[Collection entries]
§

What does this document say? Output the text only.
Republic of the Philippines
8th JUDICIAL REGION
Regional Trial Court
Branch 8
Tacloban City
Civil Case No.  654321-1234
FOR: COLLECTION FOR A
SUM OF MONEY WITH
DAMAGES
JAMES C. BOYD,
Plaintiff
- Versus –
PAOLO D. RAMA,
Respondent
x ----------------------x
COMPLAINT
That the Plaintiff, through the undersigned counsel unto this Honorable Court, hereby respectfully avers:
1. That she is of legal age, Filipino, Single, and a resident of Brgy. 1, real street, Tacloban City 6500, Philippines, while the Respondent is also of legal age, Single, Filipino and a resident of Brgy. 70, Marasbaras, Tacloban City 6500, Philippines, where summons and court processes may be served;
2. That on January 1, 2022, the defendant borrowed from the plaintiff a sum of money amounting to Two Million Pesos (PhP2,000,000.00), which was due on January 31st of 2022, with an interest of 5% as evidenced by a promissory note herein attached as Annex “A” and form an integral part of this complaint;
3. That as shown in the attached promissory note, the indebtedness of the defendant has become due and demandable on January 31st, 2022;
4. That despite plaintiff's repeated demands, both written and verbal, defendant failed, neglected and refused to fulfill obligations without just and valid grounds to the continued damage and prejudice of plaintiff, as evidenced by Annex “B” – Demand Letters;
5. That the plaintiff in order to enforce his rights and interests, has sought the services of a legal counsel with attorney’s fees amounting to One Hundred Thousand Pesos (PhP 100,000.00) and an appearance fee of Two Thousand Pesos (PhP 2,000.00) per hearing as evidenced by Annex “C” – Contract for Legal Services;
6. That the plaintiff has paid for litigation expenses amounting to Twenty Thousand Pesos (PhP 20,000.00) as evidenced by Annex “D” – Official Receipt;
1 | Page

§

**Description of the task**
Reproduce all of the entries word for word.

**Completed exercise**
What does this document say? Output the text only.
Republic of the Philippines
8th JUDICIAL REGION
Regional Trial Court
Branch 8
Tacloban City
Civil Case No.  654321-1234
FOR: COLLECTION FOR A
SUM OF MONEY WITH
DAMAGES
JAMES C. BOYD,
Plaintiff
- Versus –
PAOLO D. RAMA,
Respondent
x ----------------------x
COMPLAINT
That the Plaintiff, through the undersigned counsel unto this Honorable Court, hereby respectfully avers:
1. That she is of legal age, Filipino, Single, and a resident of Brgy. 1, real street, Tacloban City 6500, Philippines, while the Respondent is also of legal age, Single, Filipino and a resident of Brgy. 70, Marasbaras, Tacloban City 6500, Philippines, where summons and court processes may be served;
2. That on January 1, 2022, the defendant borrowed from the plaintiff a sum of money amounting to Two Million Pesos (PhP2,000,000.00), which was due on January 31st of 2022, with an interest of 5% as evidenced by a promissory note herein attached as Annex “A” and form an integral part of this complaint;
3. That as shown in the attached promissory note, the indebtedness of the defendant has become due and demandable on January 31st, 2022;
4. That despite plaintiff's repeated demands, both written and verbal, defendant failed, neglected and refused to fulfill obligations without just and valid grounds to the continued damage and prejudice of plaintiff, as evidenced by Annex “B” – Demand Letters;
5. That the plaintiff in order to enforce his rights and interests, has sought the services of a legal counsel with attorney’s fees amounting to One Hundred Thousand Pesos (PhP 100,000.00) and an appearance fee of Two Thousand Pesos (PhP 2,000.00) per hearing as evidenced by Annex “C” – Contract for Legal Services;
6. That the plaintiff has paid for litigation expenses amounting to Twenty Thousand Pesos (PhP 20,000.00) as evidenced by Annex “D” – Official Receipt;
1 | Page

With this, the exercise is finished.